───── Materials provided

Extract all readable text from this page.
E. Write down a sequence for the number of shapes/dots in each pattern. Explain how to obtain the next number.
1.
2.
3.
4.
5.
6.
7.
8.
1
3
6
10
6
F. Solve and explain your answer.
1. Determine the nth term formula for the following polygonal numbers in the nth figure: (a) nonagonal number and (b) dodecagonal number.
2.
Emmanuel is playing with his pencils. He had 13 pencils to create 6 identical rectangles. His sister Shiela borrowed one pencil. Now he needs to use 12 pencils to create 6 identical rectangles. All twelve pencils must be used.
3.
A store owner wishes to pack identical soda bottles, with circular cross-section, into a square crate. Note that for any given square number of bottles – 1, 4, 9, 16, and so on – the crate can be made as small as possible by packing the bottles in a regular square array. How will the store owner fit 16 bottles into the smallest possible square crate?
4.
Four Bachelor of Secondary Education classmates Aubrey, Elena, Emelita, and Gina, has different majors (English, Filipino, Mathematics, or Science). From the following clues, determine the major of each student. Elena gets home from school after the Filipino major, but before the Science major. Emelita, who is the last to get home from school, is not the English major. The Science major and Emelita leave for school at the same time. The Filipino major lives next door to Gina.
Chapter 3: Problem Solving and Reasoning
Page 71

──────────

--- Given task ---
Every line above needs to be retyped exactly.

--- Finished task ---
Extract all readable text from this page.
E. Write down a sequence for the number of shapes/dots in each pattern. Explain how to obtain the next number.
1.
2.
3.
4.
5.
6.
7.
8.
1
3
6
10
6
F. Solve and explain your answer.
1. Determine the nth term formula for the following polygonal numbers in the nth figure: (a) nonagonal number and (b) dodecagonal number.
2.
Emmanuel is playing with his pencils. He had 13 pencils to create 6 identical rectangles. His sister Shiela borrowed one pencil. Now he needs to use 12 pencils to create 6 identical rectangles. All twelve pencils must be used.
3.
A store owner wishes to pack identical soda bottles, with circular cross-section, into a square crate. Note that for any given square number of bottles – 1, 4, 9, 16, and so on – the crate can be made as small as possible by packing the bottles in a regular square array. How will the store owner fit 16 bottles into the smallest possible square crate?
4.
Four Bachelor of Secondary Education classmates Aubrey, Elena, Emelita, and Gina, has different majors (English, Filipino, Mathematics, or Science). From the following clues, determine the major of each student. Elena gets home from school after the Filipino major, but before the Science major. Emelita, who is the last to get home from school, is not the English major. The Science major and Emelita leave for school at the same time. The Filipino major lives next door to Gina.
Chapter 3: Problem Solving and Reasoning
Page 71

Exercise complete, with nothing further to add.